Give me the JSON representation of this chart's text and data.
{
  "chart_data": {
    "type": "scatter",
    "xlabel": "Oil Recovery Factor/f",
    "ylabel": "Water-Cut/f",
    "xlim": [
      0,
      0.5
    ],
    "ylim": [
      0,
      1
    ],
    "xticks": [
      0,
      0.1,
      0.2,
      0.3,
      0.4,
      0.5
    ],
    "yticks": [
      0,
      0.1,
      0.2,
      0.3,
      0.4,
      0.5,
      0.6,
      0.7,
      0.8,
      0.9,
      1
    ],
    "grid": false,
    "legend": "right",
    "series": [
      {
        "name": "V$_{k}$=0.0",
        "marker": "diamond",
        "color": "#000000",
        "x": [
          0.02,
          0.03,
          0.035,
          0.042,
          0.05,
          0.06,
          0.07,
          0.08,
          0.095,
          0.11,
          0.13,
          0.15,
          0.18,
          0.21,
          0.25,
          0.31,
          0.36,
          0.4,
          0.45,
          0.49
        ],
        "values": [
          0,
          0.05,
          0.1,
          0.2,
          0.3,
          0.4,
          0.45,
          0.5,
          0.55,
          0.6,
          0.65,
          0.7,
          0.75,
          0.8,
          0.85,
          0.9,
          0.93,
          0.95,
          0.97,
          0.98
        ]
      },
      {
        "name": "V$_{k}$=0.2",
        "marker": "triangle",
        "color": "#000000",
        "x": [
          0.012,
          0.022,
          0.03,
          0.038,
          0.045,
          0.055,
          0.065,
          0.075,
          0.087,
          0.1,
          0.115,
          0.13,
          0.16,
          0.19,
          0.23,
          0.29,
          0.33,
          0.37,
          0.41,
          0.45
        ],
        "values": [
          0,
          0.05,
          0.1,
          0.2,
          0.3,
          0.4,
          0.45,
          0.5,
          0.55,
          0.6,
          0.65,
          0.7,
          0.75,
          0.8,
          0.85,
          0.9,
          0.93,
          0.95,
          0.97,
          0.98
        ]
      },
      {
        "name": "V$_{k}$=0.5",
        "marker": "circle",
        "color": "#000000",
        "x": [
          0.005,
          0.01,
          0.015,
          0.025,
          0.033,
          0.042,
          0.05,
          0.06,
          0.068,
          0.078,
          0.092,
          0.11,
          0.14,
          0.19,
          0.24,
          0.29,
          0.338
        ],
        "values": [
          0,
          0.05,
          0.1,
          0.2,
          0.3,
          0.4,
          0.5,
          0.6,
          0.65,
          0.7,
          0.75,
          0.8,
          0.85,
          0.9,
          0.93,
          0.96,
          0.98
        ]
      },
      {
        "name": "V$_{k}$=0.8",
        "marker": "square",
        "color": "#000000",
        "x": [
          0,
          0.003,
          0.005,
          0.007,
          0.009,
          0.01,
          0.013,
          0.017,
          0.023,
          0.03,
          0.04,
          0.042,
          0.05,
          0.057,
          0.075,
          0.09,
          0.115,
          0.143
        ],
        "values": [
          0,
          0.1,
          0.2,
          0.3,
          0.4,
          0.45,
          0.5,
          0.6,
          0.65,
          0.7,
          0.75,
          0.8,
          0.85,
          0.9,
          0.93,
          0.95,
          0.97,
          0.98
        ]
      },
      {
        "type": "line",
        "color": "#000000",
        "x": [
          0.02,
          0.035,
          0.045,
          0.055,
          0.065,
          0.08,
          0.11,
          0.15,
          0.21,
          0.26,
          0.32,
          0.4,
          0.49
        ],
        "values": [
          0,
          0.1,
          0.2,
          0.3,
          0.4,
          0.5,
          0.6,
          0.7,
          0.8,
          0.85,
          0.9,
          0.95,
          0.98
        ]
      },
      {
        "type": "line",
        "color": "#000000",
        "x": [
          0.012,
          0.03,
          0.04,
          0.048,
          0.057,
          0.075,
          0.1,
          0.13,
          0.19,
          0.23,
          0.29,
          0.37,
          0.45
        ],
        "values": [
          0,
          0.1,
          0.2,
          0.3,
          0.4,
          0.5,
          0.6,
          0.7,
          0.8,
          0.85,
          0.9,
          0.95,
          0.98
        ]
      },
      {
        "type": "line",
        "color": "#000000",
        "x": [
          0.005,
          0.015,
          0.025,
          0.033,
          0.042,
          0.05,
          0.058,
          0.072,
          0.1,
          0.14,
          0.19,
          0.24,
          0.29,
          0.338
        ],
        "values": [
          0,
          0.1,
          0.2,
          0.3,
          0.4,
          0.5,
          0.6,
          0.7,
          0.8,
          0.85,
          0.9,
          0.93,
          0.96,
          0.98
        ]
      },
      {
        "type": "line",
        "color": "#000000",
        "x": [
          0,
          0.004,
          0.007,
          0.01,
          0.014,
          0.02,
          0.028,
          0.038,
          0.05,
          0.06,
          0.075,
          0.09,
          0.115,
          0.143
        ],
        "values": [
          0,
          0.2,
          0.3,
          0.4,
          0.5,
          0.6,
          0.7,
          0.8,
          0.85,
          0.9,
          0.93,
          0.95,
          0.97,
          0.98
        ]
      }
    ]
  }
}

**Your instructions**. Take the entries above and copy them out exactly.

**Solved problem**.
Give me the JSON representation of this chart's text and data.
{
  "chart_data": {
    "type": "scatter",
    "xlabel": "Oil Recovery Factor/f",
    "ylabel": "Water-Cut/f",
    "xlim": [
      0,
      0.5
    ],
    "ylim": [
      0,
      1
    ],
    "xticks": [
      0,
      0.1,
      0.2,
      0.3,
      0.4,
      0.5
    ],
    "yticks": [
      0,
      0.1,
      0.2,
      0.3,
      0.4,
      0.5,
      0.6,
      0.7,
      0.8,
      0.9,
      1
    ],
    "grid": false,
    "legend": "right",
    "series": [
      {
        "name": "V$_{k}$=0.0",
        "marker": "diamond",
        "color": "#000000",
        "x": [
          0.02,
          0.03,
          0.035,
          0.042,
          0.05,
          0.06,
          0.07,
          0.08,
          0.095,
          0.11,
          0.13,
          0.15,
          0.18,
          0.21,
          0.25,
          0.31,
          0.36,
          0.4,
          0.45,
          0.49
        ],
        "values": [
          0,
          0.05,
          0.1,
          0.2,
          0.3,
          0.4,
          0.45,
          0.5,
          0.55,
          0.6,
          0.65,
          0.7,
          0.75,
          0.8,
          0.85,
          0.9,
          0.93,
          0.95,
          0.97,
          0.98
        ]
      },
      {
        "name": "V$_{k}$=0.2",
        "marker": "triangle",
        "color": "#000000",
        "x": [
          0.012,
          0.022,
          0.03,
          0.038,
          0.045,
          0.055,
          0.065,
          0.075,
          0.087,
          0.1,
          0.115,
          0.13,
          0.16,
          0.19,
          0.23,
          0.29,
          0.33,
          0.37,
          0.41,
          0.45
        ],
        "values": [
          0,
          0.05,
          0.1,
          0.2,
          0.3,
          0.4,
          0.45,
          0.5,
          0.55,
          0.6,
          0.65,
          0.7,
          0.75,
          0.8,
          0.85,
          0.9,
          0.93,
          0.95,
          0.97,
          0.98
        ]
      },
      {
        "name": "V$_{k}$=0.5",
        "marker": "circle",
        "color": "#000000",
        "x": [
          0.005,
          0.01,
          0.015,
          0.025,
          0.033,
          0.042,
          0.05,
          0.06,
          0.068,
          0.078,
          0.092,
          0.11,
          0.14,
          0.19,
          0.24,
          0.29,
          0.338
        ],
        "values": [
          0,
          0.05,
          0.1,
          0.2,
          0.3,
          0.4,
          0.5,
          0.6,
          0.65,
          0.7,
          0.75,
          0.8,
          0.85,
          0.9,
          0.93,
          0.96,
          0.98
        ]
      },
      {
        "name": "V$_{k}$=0.8",
        "marker": "square",
        "color": "#000000",
        "x": [
          0,
          0.003,
          0.005,
          0.007,
          0.009,
          0.01,
          0.013,
          0.017,
          0.023,
          0.03,
          0.04,
          0.042,
          0.05,
          0.057,
          0.075,
          0.09,
          0.115,
          0.143
        ],
        "values": [
          0,
          0.1,
          0.2,
          0.3,
          0.4,
          0.45,
          0.5,
          0.6,
          0.65,
          0.7,
          0.75,
          0.8,
          0.85,
          0.9,
          0.93,
          0.95,
          0.97,
          0.98
        ]
      },
      {
        "type": "line",
        "color": "#000000",
        "x": [
          0.02,
          0.035,
          0.045,
          0.055,
          0.065,
          0.08,
          0.11,
          0.15,
          0.21,
          0.26,
          0.32,
          0.4,
          0.49
        ],
        "values": [
          0,
          0.1,
          0.2,
          0.3,
          0.4,
          0.5,
          0.6,
          0.7,
          0.8,
          0.85,
          0.9,
          0.95,
          0.98
        ]
      },
      {
        "type": "line",
        "color": "#000000",
        "x": [
          0.012,
          0.03,
          0.04,
          0.048,
          0.057,
          0.075,
          0.1,
          0.13,
          0.19,
          0.23,
          0.29,
          0.37,
          0.45
        ],
        "values": [
          0,
          0.1,
          0.2,
          0.3,
          0.4,
          0.5,
          0.6,
          0.7,
          0.8,
          0.85,
          0.9,
          0.95,
          0.98
        ]
      },
      {
        "type": "line",
        "color": "#000000",
        "x": [
          0.005,
          0.015,
          0.025,
          0.033,
          0.042,
          0.05,
          0.058,
          0.072,
          0.1,
          0.14,
          0.19,
          0.24,
          0.29,
          0.338
        ],
        "values": [
          0,
          0.1,
          0.2,
          0.3,
          0.4,
          0.5,
          0.6,
          0.7,
          0.8,
          0.85,
          0.9,
          0.93,
          0.96,
          0.98
        ]
      },
      {
        "type": "line",
        "color": "#000000",
        "x": [
          0,
          0.004,
          0.007,
          0.01,
          0.014,
          0.02,
          0.028,
          0.038,
          0.05,
          0.06,
          0.075,
          0.09,
          0.115,
          0.143
        ],
        "values": [
          0,
          0.2,
          0.3,
          0.4,
          0.5,
          0.6,
          0.7,
          0.8,
          0.85,
          0.9,
          0.93,
          0.95,
          0.97,
          0.98
        ]
      }
    ]
  }
}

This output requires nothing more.